What to produce>
Transcribe verbatim the lines of the records below, starting at the line containing "procedures-table — [126, 759, 817, 1213]" and ending at the line containing "skill-aim-4: 能够书写简单的电话留言条。 —", including both.

Records to use>
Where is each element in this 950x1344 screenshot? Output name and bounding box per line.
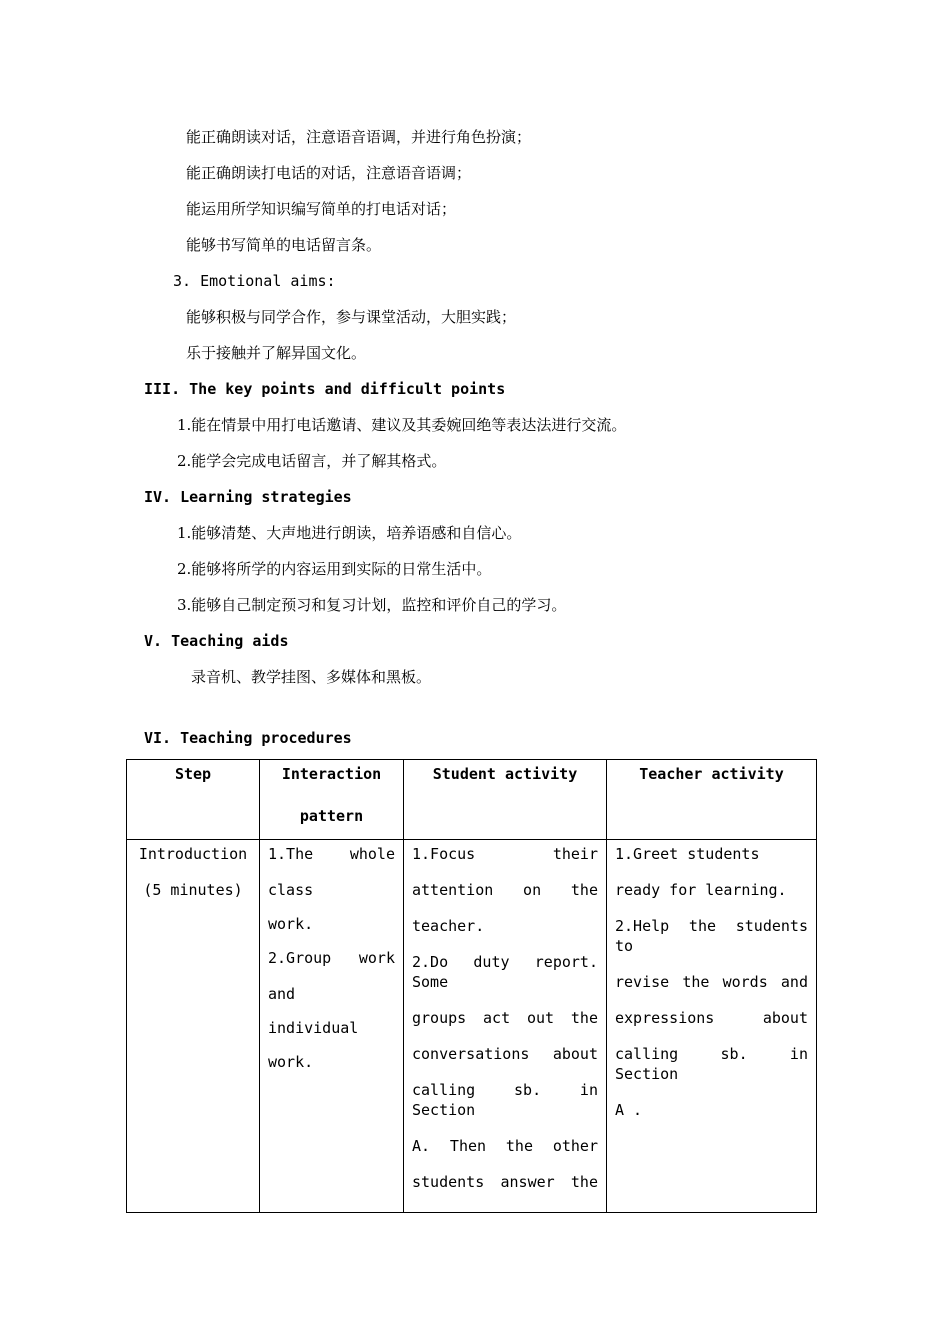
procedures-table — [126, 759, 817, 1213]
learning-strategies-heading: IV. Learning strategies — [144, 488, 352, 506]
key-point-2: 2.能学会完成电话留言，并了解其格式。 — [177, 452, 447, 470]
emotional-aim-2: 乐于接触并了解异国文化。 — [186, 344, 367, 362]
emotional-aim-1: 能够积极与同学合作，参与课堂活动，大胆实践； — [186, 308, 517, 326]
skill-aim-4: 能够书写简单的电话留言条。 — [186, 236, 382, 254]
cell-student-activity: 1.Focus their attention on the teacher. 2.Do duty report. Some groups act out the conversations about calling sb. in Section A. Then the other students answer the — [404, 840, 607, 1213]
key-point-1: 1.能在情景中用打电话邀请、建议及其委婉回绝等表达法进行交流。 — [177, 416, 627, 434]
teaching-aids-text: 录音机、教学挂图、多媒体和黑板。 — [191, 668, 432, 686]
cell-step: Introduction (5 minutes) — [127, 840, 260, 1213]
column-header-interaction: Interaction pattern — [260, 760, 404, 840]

Full answer>
procedures-table — [126, 759, 817, 1213]
learning-strategies-heading: IV. Learning strategies — [144, 488, 352, 506]
key-point-2: 2.能学会完成电话留言，并了解其格式。 — [177, 452, 447, 470]
emotional-aim-2: 乐于接触并了解异国文化。 — [186, 344, 367, 362]
emotional-aim-1: 能够积极与同学合作，参与课堂活动，大胆实践； — [186, 308, 517, 326]
skill-aim-4: 能够书写简单的电话留言条。 — [186, 236, 382, 254]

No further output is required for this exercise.